### DIRECTIVE
Which lines contain the string "intégré"? Please list every one of them.

### THE RECORDS
>> Begin

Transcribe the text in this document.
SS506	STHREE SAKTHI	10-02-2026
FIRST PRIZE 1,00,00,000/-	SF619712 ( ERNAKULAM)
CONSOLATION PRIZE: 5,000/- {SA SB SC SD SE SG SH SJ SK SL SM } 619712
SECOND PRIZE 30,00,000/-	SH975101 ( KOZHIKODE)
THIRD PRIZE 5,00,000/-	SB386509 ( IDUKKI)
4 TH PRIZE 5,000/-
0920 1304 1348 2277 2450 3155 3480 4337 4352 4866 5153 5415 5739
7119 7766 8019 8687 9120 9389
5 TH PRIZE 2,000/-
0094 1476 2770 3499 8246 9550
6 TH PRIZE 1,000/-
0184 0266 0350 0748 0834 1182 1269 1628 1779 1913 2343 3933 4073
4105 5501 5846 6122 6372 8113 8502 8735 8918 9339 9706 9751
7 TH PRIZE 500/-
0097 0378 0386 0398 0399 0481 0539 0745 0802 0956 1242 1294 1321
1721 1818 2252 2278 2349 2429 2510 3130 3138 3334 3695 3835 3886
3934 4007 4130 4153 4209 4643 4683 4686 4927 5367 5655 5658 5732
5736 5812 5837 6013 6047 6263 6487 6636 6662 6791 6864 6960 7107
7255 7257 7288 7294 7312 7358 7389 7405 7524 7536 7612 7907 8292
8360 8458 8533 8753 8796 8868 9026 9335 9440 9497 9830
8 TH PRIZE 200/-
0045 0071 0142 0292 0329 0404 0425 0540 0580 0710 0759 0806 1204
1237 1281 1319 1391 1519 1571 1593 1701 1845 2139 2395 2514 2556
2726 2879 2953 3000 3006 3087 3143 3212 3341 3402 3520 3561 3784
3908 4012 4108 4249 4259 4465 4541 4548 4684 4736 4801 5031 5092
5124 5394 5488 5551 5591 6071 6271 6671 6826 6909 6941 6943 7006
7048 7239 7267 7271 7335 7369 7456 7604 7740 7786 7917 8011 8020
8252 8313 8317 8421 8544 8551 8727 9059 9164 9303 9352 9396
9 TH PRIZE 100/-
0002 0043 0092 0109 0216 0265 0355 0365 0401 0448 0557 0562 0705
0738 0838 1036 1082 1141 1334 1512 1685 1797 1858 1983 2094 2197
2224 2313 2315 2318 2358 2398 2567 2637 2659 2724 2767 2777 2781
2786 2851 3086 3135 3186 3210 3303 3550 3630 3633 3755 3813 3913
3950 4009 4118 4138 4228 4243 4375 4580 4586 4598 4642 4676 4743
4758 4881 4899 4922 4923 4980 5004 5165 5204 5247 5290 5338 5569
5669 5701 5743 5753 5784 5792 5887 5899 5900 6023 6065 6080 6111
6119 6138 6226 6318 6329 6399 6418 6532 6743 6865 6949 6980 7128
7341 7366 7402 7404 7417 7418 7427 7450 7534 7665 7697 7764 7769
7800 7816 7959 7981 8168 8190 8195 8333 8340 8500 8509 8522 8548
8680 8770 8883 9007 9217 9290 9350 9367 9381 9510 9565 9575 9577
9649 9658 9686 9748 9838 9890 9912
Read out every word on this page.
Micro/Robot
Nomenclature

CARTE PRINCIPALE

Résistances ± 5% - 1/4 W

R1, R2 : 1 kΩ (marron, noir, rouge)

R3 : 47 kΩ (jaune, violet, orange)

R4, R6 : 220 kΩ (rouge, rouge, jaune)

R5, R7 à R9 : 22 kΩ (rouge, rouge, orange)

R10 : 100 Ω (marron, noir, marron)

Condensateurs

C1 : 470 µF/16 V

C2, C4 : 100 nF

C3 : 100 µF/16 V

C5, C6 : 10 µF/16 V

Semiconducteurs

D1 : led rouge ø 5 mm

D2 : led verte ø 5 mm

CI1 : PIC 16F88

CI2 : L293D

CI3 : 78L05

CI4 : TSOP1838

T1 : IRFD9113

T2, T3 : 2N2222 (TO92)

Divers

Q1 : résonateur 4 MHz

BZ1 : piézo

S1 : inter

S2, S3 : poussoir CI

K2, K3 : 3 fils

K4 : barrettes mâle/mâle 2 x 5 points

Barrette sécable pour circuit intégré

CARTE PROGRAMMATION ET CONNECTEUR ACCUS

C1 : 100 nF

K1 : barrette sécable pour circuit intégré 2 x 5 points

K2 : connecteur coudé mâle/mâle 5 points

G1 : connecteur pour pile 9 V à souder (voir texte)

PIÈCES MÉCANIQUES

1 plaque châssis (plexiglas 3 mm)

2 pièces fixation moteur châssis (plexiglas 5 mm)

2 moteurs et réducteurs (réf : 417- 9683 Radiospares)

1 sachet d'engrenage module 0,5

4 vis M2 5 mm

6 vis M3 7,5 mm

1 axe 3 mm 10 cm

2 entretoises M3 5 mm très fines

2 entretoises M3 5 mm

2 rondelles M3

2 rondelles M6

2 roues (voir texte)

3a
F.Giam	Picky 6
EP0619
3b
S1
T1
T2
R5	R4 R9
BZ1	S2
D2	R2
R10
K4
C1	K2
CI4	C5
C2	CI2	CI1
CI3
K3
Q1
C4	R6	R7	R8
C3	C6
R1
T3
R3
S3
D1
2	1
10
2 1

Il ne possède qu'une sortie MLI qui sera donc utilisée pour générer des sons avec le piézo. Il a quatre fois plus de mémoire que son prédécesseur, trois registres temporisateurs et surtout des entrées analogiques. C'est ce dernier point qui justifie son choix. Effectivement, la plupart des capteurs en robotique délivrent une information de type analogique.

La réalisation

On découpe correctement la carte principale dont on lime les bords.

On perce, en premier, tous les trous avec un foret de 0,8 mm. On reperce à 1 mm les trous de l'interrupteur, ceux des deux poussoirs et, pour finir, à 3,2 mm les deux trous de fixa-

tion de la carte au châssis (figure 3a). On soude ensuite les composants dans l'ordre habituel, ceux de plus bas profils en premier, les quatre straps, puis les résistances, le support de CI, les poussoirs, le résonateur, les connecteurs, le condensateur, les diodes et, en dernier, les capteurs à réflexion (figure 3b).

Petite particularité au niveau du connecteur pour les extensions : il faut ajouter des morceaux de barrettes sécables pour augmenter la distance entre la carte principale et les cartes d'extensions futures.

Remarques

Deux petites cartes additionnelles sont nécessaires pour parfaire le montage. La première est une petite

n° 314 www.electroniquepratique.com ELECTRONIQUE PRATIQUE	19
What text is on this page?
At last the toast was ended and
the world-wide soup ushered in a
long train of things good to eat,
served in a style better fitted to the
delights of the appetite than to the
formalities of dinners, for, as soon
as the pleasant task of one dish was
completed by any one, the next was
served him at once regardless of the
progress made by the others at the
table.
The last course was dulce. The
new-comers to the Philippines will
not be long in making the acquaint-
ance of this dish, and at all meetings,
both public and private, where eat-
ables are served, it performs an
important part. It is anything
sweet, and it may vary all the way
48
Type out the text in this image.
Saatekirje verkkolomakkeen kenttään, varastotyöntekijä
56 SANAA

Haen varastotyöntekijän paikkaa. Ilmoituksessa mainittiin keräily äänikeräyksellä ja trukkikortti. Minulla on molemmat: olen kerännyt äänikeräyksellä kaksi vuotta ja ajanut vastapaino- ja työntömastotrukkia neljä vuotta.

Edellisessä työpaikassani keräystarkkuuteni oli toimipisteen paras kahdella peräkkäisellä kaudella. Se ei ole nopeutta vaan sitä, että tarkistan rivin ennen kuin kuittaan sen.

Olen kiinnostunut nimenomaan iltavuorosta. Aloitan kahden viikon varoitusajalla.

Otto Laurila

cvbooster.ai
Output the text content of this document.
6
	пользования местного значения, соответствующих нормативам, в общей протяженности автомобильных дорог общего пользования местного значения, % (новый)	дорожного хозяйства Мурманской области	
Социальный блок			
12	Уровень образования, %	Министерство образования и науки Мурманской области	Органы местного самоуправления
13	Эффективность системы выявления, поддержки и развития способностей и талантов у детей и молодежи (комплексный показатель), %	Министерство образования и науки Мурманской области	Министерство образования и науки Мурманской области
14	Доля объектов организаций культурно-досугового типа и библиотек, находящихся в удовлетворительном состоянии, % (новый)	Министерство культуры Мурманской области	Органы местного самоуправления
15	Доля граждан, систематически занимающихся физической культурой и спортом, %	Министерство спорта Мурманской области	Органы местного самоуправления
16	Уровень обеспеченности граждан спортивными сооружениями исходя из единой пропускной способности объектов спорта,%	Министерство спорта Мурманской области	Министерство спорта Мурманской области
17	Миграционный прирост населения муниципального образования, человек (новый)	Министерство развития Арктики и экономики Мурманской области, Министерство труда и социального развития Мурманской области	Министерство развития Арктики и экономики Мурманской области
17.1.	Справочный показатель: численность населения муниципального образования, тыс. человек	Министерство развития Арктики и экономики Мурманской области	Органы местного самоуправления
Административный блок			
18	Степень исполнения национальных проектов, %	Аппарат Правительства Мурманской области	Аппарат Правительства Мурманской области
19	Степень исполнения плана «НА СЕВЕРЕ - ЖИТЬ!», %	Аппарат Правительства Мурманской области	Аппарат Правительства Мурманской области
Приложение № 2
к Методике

>> End

### PROBLEM SOLUTION
Barrette sécable pour circuit intégré
K1 : barrette sécable pour circuit intégré 2 x 5 points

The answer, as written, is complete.